(Records from a dataset)
════════

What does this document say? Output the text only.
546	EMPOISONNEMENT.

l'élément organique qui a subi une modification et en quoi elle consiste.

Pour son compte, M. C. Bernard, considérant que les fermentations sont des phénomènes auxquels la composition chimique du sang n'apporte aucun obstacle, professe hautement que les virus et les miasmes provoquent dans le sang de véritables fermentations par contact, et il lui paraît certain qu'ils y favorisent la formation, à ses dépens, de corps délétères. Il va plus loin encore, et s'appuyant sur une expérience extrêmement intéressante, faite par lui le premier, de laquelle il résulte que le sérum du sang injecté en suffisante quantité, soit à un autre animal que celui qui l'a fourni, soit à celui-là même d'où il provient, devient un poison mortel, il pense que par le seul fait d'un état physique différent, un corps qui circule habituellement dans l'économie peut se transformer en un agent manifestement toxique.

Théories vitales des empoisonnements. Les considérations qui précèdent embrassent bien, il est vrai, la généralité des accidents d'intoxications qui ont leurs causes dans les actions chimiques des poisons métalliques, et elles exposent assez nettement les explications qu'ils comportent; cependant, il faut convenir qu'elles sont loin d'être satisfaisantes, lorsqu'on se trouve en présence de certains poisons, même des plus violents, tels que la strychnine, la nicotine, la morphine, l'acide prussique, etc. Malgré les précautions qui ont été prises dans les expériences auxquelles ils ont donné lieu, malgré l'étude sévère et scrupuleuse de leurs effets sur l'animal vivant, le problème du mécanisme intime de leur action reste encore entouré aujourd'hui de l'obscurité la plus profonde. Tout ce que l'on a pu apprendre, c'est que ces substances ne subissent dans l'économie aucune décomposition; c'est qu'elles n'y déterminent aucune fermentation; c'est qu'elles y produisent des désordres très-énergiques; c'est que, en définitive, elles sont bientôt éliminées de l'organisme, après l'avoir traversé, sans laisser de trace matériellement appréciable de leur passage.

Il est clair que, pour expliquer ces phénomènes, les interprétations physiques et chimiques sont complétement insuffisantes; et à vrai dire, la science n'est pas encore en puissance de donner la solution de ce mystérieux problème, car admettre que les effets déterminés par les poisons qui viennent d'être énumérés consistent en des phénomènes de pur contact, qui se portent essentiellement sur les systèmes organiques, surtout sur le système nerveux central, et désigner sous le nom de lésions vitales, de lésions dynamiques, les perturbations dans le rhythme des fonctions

════════

(YOUR ASSIGNMENT):
Word for word, repeat each entry shown above.

(TASK OUTPUT):
What does this document say? Output the text only.
546	EMPOISONNEMENT.

l'élément organique qui a subi une modification et en quoi elle consiste.

Pour son compte, M. C. Bernard, considérant que les fermentations sont des phénomènes auxquels la composition chimique du sang n'apporte aucun obstacle, professe hautement que les virus et les miasmes provoquent dans le sang de véritables fermentations par contact, et il lui paraît certain qu'ils y favorisent la formation, à ses dépens, de corps délétères. Il va plus loin encore, et s'appuyant sur une expérience extrêmement intéressante, faite par lui le premier, de laquelle il résulte que le sérum du sang injecté en suffisante quantité, soit à un autre animal que celui qui l'a fourni, soit à celui-là même d'où il provient, devient un poison mortel, il pense que par le seul fait d'un état physique différent, un corps qui circule habituellement dans l'économie peut se transformer en un agent manifestement toxique.

Théories vitales des empoisonnements. Les considérations qui précèdent embrassent bien, il est vrai, la généralité des accidents d'intoxications qui ont leurs causes dans les actions chimiques des poisons métalliques, et elles exposent assez nettement les explications qu'ils comportent; cependant, il faut convenir qu'elles sont loin d'être satisfaisantes, lorsqu'on se trouve en présence de certains poisons, même des plus violents, tels que la strychnine, la nicotine, la morphine, l'acide prussique, etc. Malgré les précautions qui ont été prises dans les expériences auxquelles ils ont donné lieu, malgré l'étude sévère et scrupuleuse de leurs effets sur l'animal vivant, le problème du mécanisme intime de leur action reste encore entouré aujourd'hui de l'obscurité la plus profonde. Tout ce que l'on a pu apprendre, c'est que ces substances ne subissent dans l'économie aucune décomposition; c'est qu'elles n'y déterminent aucune fermentation; c'est qu'elles y produisent des désordres très-énergiques; c'est que, en définitive, elles sont bientôt éliminées de l'organisme, après l'avoir traversé, sans laisser de trace matériellement appréciable de leur passage.

Il est clair que, pour expliquer ces phénomènes, les interprétations physiques et chimiques sont complétement insuffisantes; et à vrai dire, la science n'est pas encore en puissance de donner la solution de ce mystérieux problème, car admettre que les effets déterminés par les poisons qui viennent d'être énumérés consistent en des phénomènes de pur contact, qui se portent essentiellement sur les systèmes organiques, surtout sur le système nerveux central, et désigner sous le nom de lésions vitales, de lésions dynamiques, les perturbations dans le rhythme des fonctions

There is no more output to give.